Your tasks:
[1] In the post about the two trailers for The Hunt, when had the film originally been due for release?
[2] Reproduce the post about the two trailers for The Hunt word for word, starting at "As Trump tweeted" and stopping after "well, everyone else.".

Page:
⟨

Posted on February 12, 2020

Blumhouse’s The Hunt – A Tale of Two Trailers

Dawn Keetley

On February 11, 2020, Blumhouse released a new trailer and marketing campaign for its horror / action film, The Hunt, which had been due for release in September, 2019. The film was pulled from distribution, however, after a firestorm blew up about its representations of violence (people hunting each other) in the wake of August 2019’s mass shootings and also because of its perceived political stance—“elites” hunting “normal” folk—that sent, among many others, President Donald Trump to Twitter to denounce “Liberal Hollywood.” Meanwhile, virtually no one – including those who were creating the firestorm – had actually seen The Hunt.

As Trump tweeted on August 9, 2019: Liberal Hollywood is Racist at the highest level, and with great Anger and Hate! They like to call themselves “Elite,” but they are not Elite. In fact, it is often the people that they so strongly oppose that are actually the Elite. The movie coming out is made in order…. to inflame and cause chaos. They create their own violence, and then try to blame others. They are the true Racists, and are very bad for our Country!  

 At the time, it strained my credulity that anyone could watch the original trailer and think that The Hunt was some sort of serious political commentary promoting the worldview of “elites” as they hunted down, well, everyone else.

⟩

Provided material:
⟨

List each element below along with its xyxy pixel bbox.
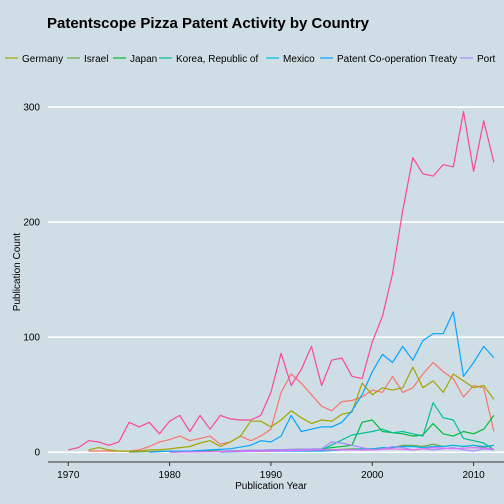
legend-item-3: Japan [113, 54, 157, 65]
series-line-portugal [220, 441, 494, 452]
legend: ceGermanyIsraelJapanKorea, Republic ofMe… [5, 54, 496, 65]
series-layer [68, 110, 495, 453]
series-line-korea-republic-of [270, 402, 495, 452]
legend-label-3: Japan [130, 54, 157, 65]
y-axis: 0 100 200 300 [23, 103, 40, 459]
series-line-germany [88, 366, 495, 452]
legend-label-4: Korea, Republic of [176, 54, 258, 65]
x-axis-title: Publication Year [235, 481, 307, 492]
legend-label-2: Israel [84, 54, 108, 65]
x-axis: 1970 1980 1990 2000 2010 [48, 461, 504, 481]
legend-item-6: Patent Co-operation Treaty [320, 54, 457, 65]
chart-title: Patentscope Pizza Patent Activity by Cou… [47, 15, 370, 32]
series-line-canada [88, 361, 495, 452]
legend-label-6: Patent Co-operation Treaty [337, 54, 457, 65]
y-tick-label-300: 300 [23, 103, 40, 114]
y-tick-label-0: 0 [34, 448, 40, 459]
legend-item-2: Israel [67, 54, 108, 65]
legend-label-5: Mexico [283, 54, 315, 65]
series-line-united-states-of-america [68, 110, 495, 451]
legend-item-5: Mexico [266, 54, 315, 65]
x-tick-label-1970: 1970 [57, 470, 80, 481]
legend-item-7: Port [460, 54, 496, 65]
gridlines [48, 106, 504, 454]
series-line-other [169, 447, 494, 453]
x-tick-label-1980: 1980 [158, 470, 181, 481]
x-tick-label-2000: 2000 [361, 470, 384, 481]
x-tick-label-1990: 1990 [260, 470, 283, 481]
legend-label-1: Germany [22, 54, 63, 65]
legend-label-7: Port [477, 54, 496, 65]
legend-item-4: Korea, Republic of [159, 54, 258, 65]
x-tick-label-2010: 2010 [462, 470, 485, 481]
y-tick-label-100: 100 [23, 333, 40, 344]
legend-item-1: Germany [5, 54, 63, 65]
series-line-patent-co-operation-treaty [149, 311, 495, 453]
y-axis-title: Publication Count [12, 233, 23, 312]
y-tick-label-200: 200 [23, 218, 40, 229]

⟩

Solutions below:
[1] September 2019

[2]
As Trump tweeted on August 9, 2019: Liberal Hollywood is Racist at the highest level, and with great Anger and Hate! They like to call themselves “Elite,” but they are not Elite. In fact, it is often the people that they so strongly oppose that are actually the Elite. The movie coming out is made in order…. to inflame and cause chaos. They create their own violence, and then try to blame others. They are the true Racists, and are very bad for our Country!  

 At the time, it strained my credulity that anyone could watch the original trailer and think that The Hunt was some sort of serious political commentary promoting the worldview of “elites” as they hunted down, well, everyone else.